• **What you should do**
Repeat the full listing below verbatim and keep the images out.

======== Provided records

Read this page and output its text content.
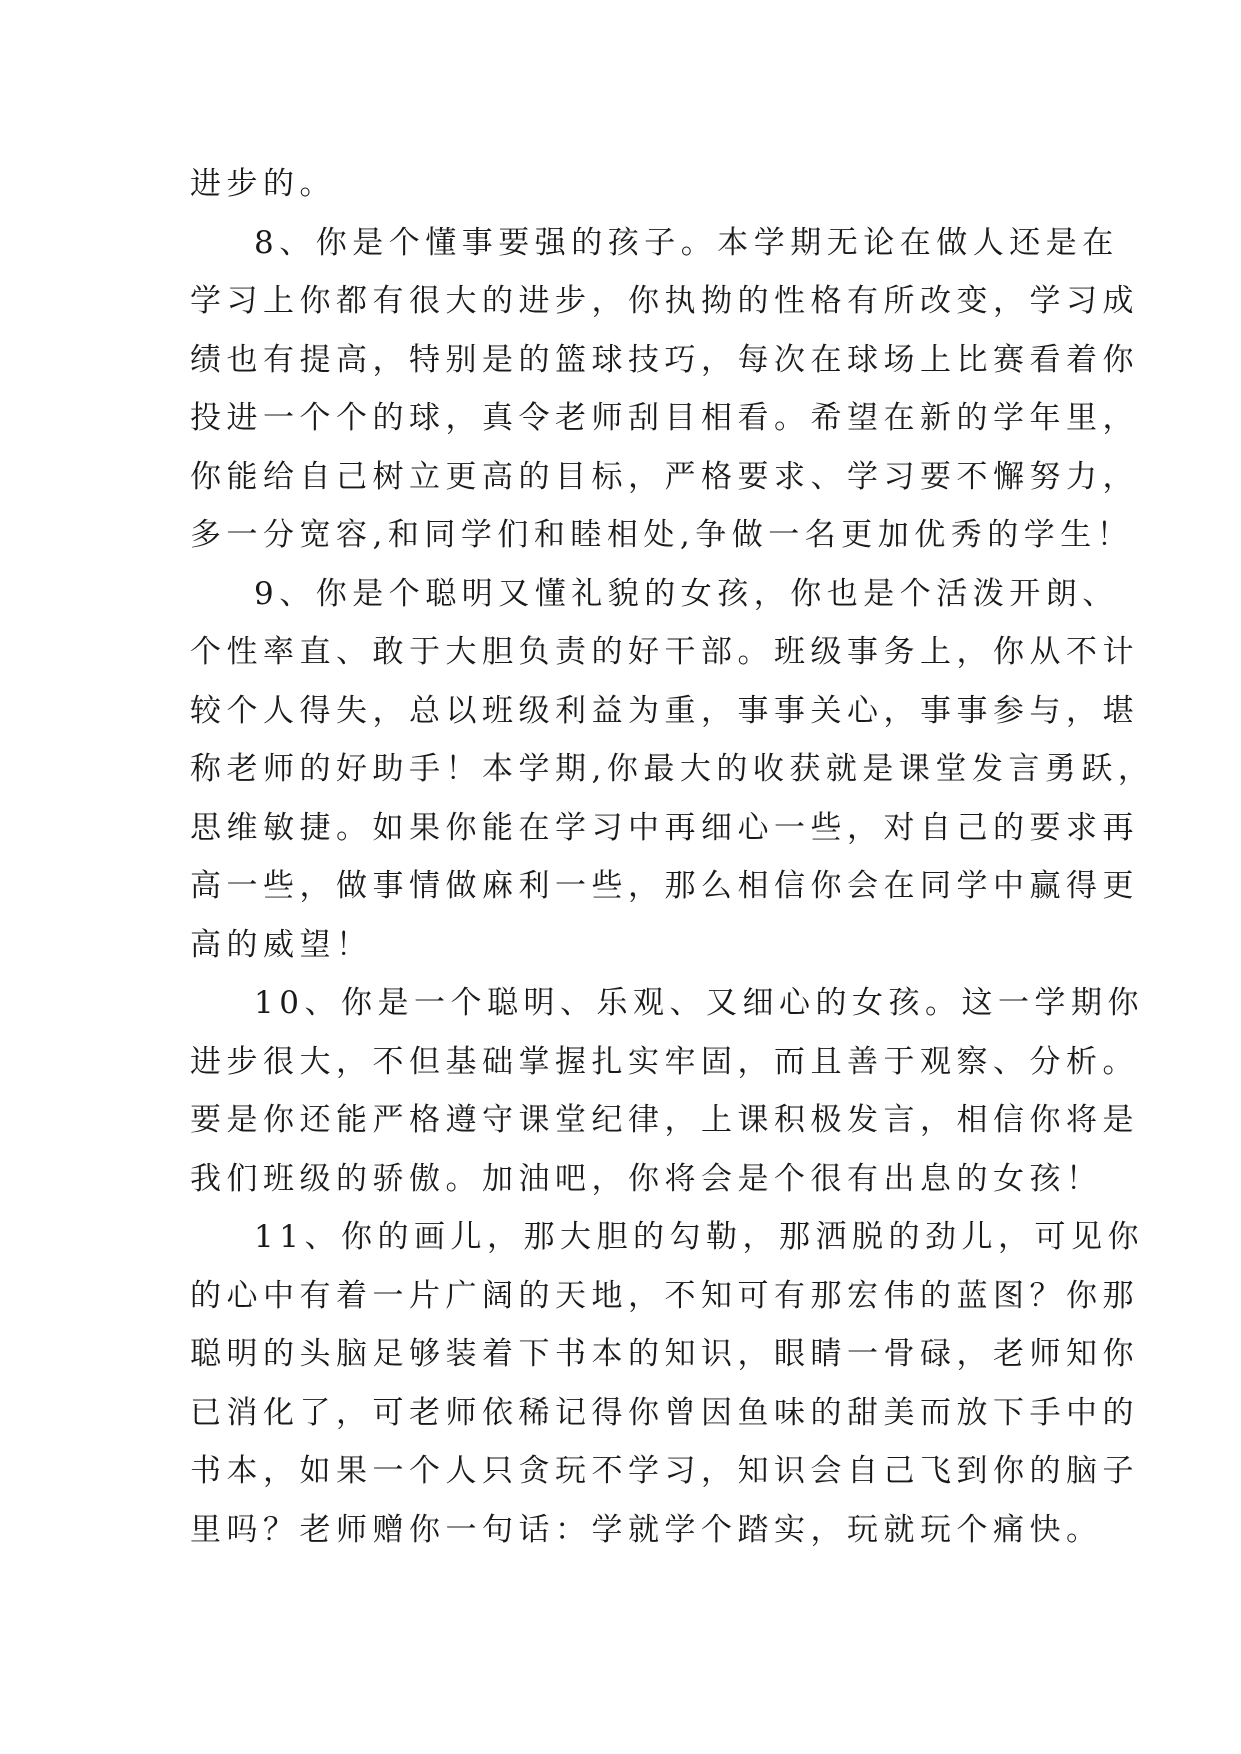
进步的。
8、你是个懂事要强的孩子。本学期无论在做人还是在
学习上你都有很大的进步，你执拗的性格有所改变，学习成
绩也有提高，特别是的篮球技巧，每次在球场上比赛看着你
投进一个个的球，真令老师刮目相看。希望在新的学年里，
你能给自己树立更高的目标，严格要求、学习要不懈努力，
多一分宽容,和同学们和睦相处,争做一名更加优秀的学生！
9、你是个聪明又懂礼貌的女孩，你也是个活泼开朗、
个性率直、敢于大胆负责的好干部。班级事务上，你从不计
较个人得失，总以班级利益为重，事事关心，事事参与，堪
称老师的好助手！本学期,你最大的收获就是课堂发言勇跃，
思维敏捷。如果你能在学习中再细心一些，对自己的要求再
高一些，做事情做麻利一些，那么相信你会在同学中赢得更
高的威望！
10、你是一个聪明、乐观、又细心的女孩。这一学期你
进步很大，不但基础掌握扎实牢固，而且善于观察、分析。
要是你还能严格遵守课堂纪律，上课积极发言，相信你将是
我们班级的骄傲。加油吧，你将会是个很有出息的女孩！
11、你的画儿，那大胆的勾勒，那洒脱的劲儿，可见你
的心中有着一片广阔的天地，不知可有那宏伟的蓝图？你那
聪明的头脑足够装着下书本的知识，眼睛一骨碌，老师知你
已消化了，可老师依稀记得你曾因鱼味的甜美而放下手中的
书本，如果一个人只贪玩不学习，知识会自己飞到你的脑子
里吗？老师赠你一句话：学就学个踏实，玩就玩个痛快。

================

• **Finished exercise**
Read this page and output its text content.
进步的。
8、你是个懂事要强的孩子。本学期无论在做人还是在
学习上你都有很大的进步，你执拗的性格有所改变，学习成
绩也有提高，特别是的篮球技巧，每次在球场上比赛看着你
投进一个个的球，真令老师刮目相看。希望在新的学年里，
你能给自己树立更高的目标，严格要求、学习要不懈努力，
多一分宽容,和同学们和睦相处,争做一名更加优秀的学生！
9、你是个聪明又懂礼貌的女孩，你也是个活泼开朗、
个性率直、敢于大胆负责的好干部。班级事务上，你从不计
较个人得失，总以班级利益为重，事事关心，事事参与，堪
称老师的好助手！本学期,你最大的收获就是课堂发言勇跃，
思维敏捷。如果你能在学习中再细心一些，对自己的要求再
高一些，做事情做麻利一些，那么相信你会在同学中赢得更
高的威望！
10、你是一个聪明、乐观、又细心的女孩。这一学期你
进步很大，不但基础掌握扎实牢固，而且善于观察、分析。
要是你还能严格遵守课堂纪律，上课积极发言，相信你将是
我们班级的骄傲。加油吧，你将会是个很有出息的女孩！
11、你的画儿，那大胆的勾勒，那洒脱的劲儿，可见你
的心中有着一片广阔的天地，不知可有那宏伟的蓝图？你那
聪明的头脑足够装着下书本的知识，眼睛一骨碌，老师知你
已消化了，可老师依稀记得你曾因鱼味的甜美而放下手中的
书本，如果一个人只贪玩不学习，知识会自己飞到你的脑子
里吗？老师赠你一句话：学就学个踏实，玩就玩个痛快。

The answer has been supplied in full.